Lines of data:
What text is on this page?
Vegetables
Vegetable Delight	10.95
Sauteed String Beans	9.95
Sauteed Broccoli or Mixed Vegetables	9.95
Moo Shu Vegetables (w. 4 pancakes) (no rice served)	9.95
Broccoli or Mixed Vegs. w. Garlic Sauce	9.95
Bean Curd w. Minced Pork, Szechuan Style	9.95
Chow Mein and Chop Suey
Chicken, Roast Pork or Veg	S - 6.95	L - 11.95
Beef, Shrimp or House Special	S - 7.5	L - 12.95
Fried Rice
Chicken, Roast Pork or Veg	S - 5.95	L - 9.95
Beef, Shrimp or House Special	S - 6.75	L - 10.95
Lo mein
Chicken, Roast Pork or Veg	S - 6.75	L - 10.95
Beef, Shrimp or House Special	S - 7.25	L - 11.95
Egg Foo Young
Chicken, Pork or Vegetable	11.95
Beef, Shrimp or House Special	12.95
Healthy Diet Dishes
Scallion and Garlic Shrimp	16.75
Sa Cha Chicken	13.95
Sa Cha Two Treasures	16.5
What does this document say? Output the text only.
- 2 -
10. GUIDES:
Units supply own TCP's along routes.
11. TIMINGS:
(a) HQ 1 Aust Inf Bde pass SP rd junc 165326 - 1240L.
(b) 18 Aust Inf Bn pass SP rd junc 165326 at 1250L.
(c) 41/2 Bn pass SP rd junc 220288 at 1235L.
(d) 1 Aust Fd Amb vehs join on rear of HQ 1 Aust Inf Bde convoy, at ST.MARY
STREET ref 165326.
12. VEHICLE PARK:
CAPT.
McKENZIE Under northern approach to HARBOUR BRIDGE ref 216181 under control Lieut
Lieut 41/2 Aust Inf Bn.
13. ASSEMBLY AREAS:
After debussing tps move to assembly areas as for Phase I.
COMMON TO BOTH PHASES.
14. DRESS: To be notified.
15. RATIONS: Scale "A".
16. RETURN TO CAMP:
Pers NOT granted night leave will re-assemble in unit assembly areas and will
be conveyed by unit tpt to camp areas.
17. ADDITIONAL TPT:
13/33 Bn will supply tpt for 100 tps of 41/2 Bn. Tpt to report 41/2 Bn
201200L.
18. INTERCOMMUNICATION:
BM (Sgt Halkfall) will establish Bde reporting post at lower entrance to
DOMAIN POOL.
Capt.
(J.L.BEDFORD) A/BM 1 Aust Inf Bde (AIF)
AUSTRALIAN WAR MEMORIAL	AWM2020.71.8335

• [Requirements] Using the records given above, list every line that includes the word "What".

• [Task result]
What text is on this page?
What does this document say? Output the text only.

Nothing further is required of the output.